— START Data for processing —

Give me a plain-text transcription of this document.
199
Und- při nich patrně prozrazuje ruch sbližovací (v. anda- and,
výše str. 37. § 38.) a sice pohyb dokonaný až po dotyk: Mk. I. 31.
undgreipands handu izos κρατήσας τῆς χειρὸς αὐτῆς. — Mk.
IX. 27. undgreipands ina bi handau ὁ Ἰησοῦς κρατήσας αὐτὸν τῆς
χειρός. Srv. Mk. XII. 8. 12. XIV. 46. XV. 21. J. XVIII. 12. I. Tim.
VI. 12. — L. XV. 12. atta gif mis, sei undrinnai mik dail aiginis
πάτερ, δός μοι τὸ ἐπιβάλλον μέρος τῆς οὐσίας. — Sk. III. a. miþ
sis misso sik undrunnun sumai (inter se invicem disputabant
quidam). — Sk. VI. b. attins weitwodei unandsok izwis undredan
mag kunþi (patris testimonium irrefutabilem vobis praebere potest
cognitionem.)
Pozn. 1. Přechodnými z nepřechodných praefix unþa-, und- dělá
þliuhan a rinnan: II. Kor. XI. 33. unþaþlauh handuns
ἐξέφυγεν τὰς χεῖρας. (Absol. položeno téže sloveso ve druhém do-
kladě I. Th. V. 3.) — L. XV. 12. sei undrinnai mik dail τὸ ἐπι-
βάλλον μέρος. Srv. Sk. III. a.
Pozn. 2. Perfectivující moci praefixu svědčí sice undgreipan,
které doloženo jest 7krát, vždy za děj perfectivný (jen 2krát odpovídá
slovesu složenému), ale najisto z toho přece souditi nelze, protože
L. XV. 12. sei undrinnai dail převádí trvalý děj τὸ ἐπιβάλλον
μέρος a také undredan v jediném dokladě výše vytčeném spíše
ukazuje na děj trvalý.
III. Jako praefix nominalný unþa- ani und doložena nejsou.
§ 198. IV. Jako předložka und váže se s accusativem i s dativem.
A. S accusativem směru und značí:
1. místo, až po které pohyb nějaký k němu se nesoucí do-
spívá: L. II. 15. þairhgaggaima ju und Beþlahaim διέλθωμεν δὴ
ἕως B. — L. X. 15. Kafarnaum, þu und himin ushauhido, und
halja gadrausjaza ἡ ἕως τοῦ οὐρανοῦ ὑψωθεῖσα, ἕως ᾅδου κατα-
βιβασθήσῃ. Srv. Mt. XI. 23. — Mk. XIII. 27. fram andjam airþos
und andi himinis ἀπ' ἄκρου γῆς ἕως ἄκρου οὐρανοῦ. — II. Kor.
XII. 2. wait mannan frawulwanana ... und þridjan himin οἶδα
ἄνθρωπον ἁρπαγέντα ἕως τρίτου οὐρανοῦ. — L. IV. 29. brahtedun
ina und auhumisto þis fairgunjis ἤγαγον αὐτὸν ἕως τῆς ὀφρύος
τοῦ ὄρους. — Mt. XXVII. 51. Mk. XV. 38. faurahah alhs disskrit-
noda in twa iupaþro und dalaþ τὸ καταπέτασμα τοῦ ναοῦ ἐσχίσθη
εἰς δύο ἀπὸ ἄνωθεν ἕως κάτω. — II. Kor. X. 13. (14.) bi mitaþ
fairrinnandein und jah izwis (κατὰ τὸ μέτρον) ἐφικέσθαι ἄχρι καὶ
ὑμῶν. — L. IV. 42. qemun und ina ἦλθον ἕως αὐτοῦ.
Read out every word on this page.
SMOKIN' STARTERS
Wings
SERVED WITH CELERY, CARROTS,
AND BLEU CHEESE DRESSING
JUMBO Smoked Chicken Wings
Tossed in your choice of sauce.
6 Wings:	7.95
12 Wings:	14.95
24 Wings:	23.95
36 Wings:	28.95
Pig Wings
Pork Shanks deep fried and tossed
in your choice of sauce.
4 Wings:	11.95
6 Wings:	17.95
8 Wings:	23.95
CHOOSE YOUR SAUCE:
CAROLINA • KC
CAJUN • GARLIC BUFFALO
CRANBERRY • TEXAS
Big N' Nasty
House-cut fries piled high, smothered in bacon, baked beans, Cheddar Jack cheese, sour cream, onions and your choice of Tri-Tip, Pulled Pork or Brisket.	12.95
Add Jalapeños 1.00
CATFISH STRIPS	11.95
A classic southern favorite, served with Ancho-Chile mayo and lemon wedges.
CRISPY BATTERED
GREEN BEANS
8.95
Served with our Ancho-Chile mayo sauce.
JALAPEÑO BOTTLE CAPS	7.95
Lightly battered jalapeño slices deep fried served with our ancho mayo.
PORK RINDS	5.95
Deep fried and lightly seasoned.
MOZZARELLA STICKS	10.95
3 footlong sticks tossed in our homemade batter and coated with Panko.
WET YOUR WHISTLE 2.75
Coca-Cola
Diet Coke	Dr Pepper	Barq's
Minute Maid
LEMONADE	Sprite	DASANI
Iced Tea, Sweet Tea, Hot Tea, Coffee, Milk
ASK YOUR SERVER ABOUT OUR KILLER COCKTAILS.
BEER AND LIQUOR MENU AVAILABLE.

— END Data for processing —

> [Written task]: Extract all lines as given.

> [The solution]:
Give me a plain-text transcription of this document.
199
Und- při nich patrně prozrazuje ruch sbližovací (v. anda- and,
výše str. 37. § 38.) a sice pohyb dokonaný až po dotyk: Mk. I. 31.
undgreipands handu izos κρατήσας τῆς χειρὸς αὐτῆς. — Mk.
IX. 27. undgreipands ina bi handau ὁ Ἰησοῦς κρατήσας αὐτὸν τῆς
χειρός. Srv. Mk. XII. 8. 12. XIV. 46. XV. 21. J. XVIII. 12. I. Tim.
VI. 12. — L. XV. 12. atta gif mis, sei undrinnai mik dail aiginis
πάτερ, δός μοι τὸ ἐπιβάλλον μέρος τῆς οὐσίας. — Sk. III. a. miþ
sis misso sik undrunnun sumai (inter se invicem disputabant
quidam). — Sk. VI. b. attins weitwodei unandsok izwis undredan
mag kunþi (patris testimonium irrefutabilem vobis praebere potest
cognitionem.)
Pozn. 1. Přechodnými z nepřechodných praefix unþa-, und- dělá
þliuhan a rinnan: II. Kor. XI. 33. unþaþlauh handuns
ἐξέφυγεν τὰς χεῖρας. (Absol. položeno téže sloveso ve druhém do-
kladě I. Th. V. 3.) — L. XV. 12. sei undrinnai mik dail τὸ ἐπι-
βάλλον μέρος. Srv. Sk. III. a.
Pozn. 2. Perfectivující moci praefixu svědčí sice undgreipan,
které doloženo jest 7krát, vždy za děj perfectivný (jen 2krát odpovídá
slovesu složenému), ale najisto z toho přece souditi nelze, protože
L. XV. 12. sei undrinnai dail převádí trvalý děj τὸ ἐπιβάλλον
μέρος a také undredan v jediném dokladě výše vytčeném spíše
ukazuje na děj trvalý.
III. Jako praefix nominalný unþa- ani und doložena nejsou.
§ 198. IV. Jako předložka und váže se s accusativem i s dativem.
A. S accusativem směru und značí:
1. místo, až po které pohyb nějaký k němu se nesoucí do-
spívá: L. II. 15. þairhgaggaima ju und Beþlahaim διέλθωμεν δὴ
ἕως B. — L. X. 15. Kafarnaum, þu und himin ushauhido, und
halja gadrausjaza ἡ ἕως τοῦ οὐρανοῦ ὑψωθεῖσα, ἕως ᾅδου κατα-
βιβασθήσῃ. Srv. Mt. XI. 23. — Mk. XIII. 27. fram andjam airþos
und andi himinis ἀπ' ἄκρου γῆς ἕως ἄκρου οὐρανοῦ. — II. Kor.
XII. 2. wait mannan frawulwanana ... und þridjan himin οἶδα
ἄνθρωπον ἁρπαγέντα ἕως τρίτου οὐρανοῦ. — L. IV. 29. brahtedun
ina und auhumisto þis fairgunjis ἤγαγον αὐτὸν ἕως τῆς ὀφρύος
τοῦ ὄρους. — Mt. XXVII. 51. Mk. XV. 38. faurahah alhs disskrit-
noda in twa iupaþro und dalaþ τὸ καταπέτασμα τοῦ ναοῦ ἐσχίσθη
εἰς δύο ἀπὸ ἄνωθεν ἕως κάτω. — II. Kor. X. 13. (14.) bi mitaþ
fairrinnandein und jah izwis (κατὰ τὸ μέτρον) ἐφικέσθαι ἄχρι καὶ
ὑμῶν. — L. IV. 42. qemun und ina ἦλθον ἕως αὐτοῦ.
Read out every word on this page.
SMOKIN' STARTERS
Wings
SERVED WITH CELERY, CARROTS,
AND BLEU CHEESE DRESSING
JUMBO Smoked Chicken Wings
Tossed in your choice of sauce.
6 Wings:	7.95
12 Wings:	14.95
24 Wings:	23.95
36 Wings:	28.95
Pig Wings
Pork Shanks deep fried and tossed
in your choice of sauce.
4 Wings:	11.95
6 Wings:	17.95
8 Wings:	23.95
CHOOSE YOUR SAUCE:
CAROLINA • KC
CAJUN • GARLIC BUFFALO
CRANBERRY • TEXAS
Big N' Nasty
House-cut fries piled high, smothered in bacon, baked beans, Cheddar Jack cheese, sour cream, onions and your choice of Tri-Tip, Pulled Pork or Brisket.	12.95
Add Jalapeños 1.00
CATFISH STRIPS	11.95
A classic southern favorite, served with Ancho-Chile mayo and lemon wedges.
CRISPY BATTERED
GREEN BEANS
8.95
Served with our Ancho-Chile mayo sauce.
JALAPEÑO BOTTLE CAPS	7.95
Lightly battered jalapeño slices deep fried served with our ancho mayo.
PORK RINDS	5.95
Deep fried and lightly seasoned.
MOZZARELLA STICKS	10.95
3 footlong sticks tossed in our homemade batter and coated with Panko.
WET YOUR WHISTLE 2.75
Coca-Cola
Diet Coke	Dr Pepper	Barq's
Minute Maid
LEMONADE	Sprite	DASANI
Iced Tea, Sweet Tea, Hot Tea, Coffee, Milk
ASK YOUR SERVER ABOUT OUR KILLER COCKTAILS.
BEER AND LIQUOR MENU AVAILABLE.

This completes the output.